Exercise task
The entries need to be copied exactly.

Working data
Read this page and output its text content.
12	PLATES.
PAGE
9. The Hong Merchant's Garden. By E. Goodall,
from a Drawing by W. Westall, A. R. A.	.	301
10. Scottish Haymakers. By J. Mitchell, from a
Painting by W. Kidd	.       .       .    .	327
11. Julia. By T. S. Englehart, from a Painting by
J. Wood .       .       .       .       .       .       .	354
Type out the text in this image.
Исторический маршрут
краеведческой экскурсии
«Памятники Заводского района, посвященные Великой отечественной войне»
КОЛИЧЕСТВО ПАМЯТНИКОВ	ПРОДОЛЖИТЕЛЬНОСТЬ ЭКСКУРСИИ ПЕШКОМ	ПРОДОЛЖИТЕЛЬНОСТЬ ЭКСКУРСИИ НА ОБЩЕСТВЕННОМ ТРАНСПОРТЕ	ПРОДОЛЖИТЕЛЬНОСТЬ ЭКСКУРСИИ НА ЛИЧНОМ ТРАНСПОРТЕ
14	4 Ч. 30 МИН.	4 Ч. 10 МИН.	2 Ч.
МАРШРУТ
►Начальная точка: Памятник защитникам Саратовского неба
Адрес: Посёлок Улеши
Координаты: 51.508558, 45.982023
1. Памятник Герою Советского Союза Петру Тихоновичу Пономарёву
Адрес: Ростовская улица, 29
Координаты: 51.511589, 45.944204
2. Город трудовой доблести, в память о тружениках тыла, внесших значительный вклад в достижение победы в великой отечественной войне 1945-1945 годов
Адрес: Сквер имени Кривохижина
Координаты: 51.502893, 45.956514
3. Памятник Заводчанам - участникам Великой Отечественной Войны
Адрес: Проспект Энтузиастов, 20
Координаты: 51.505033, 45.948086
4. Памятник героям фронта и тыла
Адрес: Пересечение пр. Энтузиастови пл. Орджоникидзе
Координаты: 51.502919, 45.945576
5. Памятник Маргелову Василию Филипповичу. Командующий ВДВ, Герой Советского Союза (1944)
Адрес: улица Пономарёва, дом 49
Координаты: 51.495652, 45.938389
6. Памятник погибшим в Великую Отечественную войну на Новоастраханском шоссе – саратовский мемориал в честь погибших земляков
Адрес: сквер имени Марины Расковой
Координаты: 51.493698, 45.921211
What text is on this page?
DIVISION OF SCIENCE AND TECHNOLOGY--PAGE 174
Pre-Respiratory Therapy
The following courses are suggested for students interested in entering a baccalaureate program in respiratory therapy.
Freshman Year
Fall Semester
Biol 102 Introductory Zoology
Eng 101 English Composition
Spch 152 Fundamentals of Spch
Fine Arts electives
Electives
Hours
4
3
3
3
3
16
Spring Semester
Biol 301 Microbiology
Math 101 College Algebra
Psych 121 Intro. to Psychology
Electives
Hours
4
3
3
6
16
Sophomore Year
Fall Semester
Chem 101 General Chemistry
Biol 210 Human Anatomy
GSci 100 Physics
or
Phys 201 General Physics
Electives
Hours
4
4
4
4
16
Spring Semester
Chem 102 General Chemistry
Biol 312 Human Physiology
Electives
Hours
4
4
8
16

Written reply
Read this page and output its text content.
12	PLATES.
PAGE
9. The Hong Merchant's Garden. By E. Goodall,
from a Drawing by W. Westall, A. R. A.	.	301
10. Scottish Haymakers. By J. Mitchell, from a
Painting by W. Kidd	.       .       .    .	327
11. Julia. By T. S. Englehart, from a Painting by
J. Wood .       .       .       .       .       .       .	354
Type out the text in this image.
Исторический маршрут
краеведческой экскурсии
«Памятники Заводского района, посвященные Великой отечественной войне»
КОЛИЧЕСТВО ПАМЯТНИКОВ	ПРОДОЛЖИТЕЛЬНОСТЬ ЭКСКУРСИИ ПЕШКОМ	ПРОДОЛЖИТЕЛЬНОСТЬ ЭКСКУРСИИ НА ОБЩЕСТВЕННОМ ТРАНСПОРТЕ	ПРОДОЛЖИТЕЛЬНОСТЬ ЭКСКУРСИИ НА ЛИЧНОМ ТРАНСПОРТЕ
14	4 Ч. 30 МИН.	4 Ч. 10 МИН.	2 Ч.
МАРШРУТ
►Начальная точка: Памятник защитникам Саратовского неба
Адрес: Посёлок Улеши
Координаты: 51.508558, 45.982023
1. Памятник Герою Советского Союза Петру Тихоновичу Пономарёву
Адрес: Ростовская улица, 29
Координаты: 51.511589, 45.944204
2. Город трудовой доблести, в память о тружениках тыла, внесших значительный вклад в достижение победы в великой отечественной войне 1945-1945 годов
Адрес: Сквер имени Кривохижина
Координаты: 51.502893, 45.956514
3. Памятник Заводчанам - участникам Великой Отечественной Войны
Адрес: Проспект Энтузиастов, 20
Координаты: 51.505033, 45.948086
4. Памятник героям фронта и тыла
Адрес: Пересечение пр. Энтузиастови пл. Орджоникидзе
Координаты: 51.502919, 45.945576
5. Памятник Маргелову Василию Филипповичу. Командующий ВДВ, Герой Советского Союза (1944)
Адрес: улица Пономарёва, дом 49
Координаты: 51.495652, 45.938389
6. Памятник погибшим в Великую Отечественную войну на Новоастраханском шоссе – саратовский мемориал в честь погибших земляков
Адрес: сквер имени Марины Расковой
Координаты: 51.493698, 45.921211
What text is on this page?
DIVISION OF SCIENCE AND TECHNOLOGY--PAGE 174
Pre-Respiratory Therapy
The following courses are suggested for students interested in entering a baccalaureate program in respiratory therapy.
Freshman Year
Fall Semester
Biol 102 Introductory Zoology
Eng 101 English Composition
Spch 152 Fundamentals of Spch
Fine Arts electives
Electives
Hours
4
3
3
3
3
16
Spring Semester
Biol 301 Microbiology
Math 101 College Algebra
Psych 121 Intro. to Psychology
Electives
Hours
4
3
3
6
16
Sophomore Year
Fall Semester
Chem 101 General Chemistry
Biol 210 Human Anatomy
GSci 100 Physics
or
Phys 201 General Physics
Electives
Hours
4
4
4
4
16
Spring Semester
Chem 102 General Chemistry
Biol 312 Human Physiology
Electives
Hours
4
4
8
16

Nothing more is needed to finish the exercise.